[Begin PROVIDED RECORDS]
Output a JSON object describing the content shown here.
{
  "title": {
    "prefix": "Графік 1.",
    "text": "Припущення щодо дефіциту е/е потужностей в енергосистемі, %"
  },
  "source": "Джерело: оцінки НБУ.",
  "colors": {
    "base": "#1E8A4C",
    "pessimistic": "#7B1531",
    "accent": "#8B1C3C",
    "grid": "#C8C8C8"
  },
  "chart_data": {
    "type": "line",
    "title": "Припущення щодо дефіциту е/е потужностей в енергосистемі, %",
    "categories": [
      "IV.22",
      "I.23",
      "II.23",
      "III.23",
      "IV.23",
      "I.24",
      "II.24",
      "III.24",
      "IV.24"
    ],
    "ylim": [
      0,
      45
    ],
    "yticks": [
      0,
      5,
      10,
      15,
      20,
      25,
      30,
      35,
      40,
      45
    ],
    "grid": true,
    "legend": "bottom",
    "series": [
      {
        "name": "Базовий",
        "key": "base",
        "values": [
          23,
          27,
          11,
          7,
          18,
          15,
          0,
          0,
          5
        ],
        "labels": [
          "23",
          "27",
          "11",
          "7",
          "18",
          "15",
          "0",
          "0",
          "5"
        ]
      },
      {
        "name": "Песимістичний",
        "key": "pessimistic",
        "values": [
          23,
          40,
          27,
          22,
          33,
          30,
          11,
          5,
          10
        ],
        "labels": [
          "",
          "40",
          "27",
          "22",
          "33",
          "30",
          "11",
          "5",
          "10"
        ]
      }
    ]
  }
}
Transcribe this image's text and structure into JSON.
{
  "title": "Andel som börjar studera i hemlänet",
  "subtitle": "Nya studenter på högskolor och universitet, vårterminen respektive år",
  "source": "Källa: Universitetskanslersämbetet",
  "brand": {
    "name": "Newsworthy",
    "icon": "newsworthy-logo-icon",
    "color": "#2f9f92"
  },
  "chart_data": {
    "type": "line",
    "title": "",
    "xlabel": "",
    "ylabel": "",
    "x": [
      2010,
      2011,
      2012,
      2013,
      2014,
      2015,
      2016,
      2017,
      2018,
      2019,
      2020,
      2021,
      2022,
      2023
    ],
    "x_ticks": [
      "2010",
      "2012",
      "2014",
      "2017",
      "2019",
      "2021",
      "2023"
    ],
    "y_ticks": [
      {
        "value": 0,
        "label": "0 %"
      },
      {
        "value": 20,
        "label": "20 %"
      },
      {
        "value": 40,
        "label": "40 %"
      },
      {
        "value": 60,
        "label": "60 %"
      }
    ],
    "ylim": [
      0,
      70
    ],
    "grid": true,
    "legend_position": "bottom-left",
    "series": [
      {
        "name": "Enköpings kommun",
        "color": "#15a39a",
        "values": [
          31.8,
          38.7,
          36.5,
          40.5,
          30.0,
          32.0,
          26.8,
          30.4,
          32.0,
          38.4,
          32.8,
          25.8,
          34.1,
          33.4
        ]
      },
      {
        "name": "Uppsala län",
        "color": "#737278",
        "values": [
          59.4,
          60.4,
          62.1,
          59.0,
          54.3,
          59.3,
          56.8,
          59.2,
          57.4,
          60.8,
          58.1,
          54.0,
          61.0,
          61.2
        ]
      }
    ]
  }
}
[End PROVIDED RECORDS]
§ YOUR TASK:
Which lines in the records above contain the string "source"? Copy each one.

§ SOLUTION TO THIS TASK:
  "source": "Джерело: оцінки НБУ.",
  "source": "Källa: Universitetskanslersämbetet",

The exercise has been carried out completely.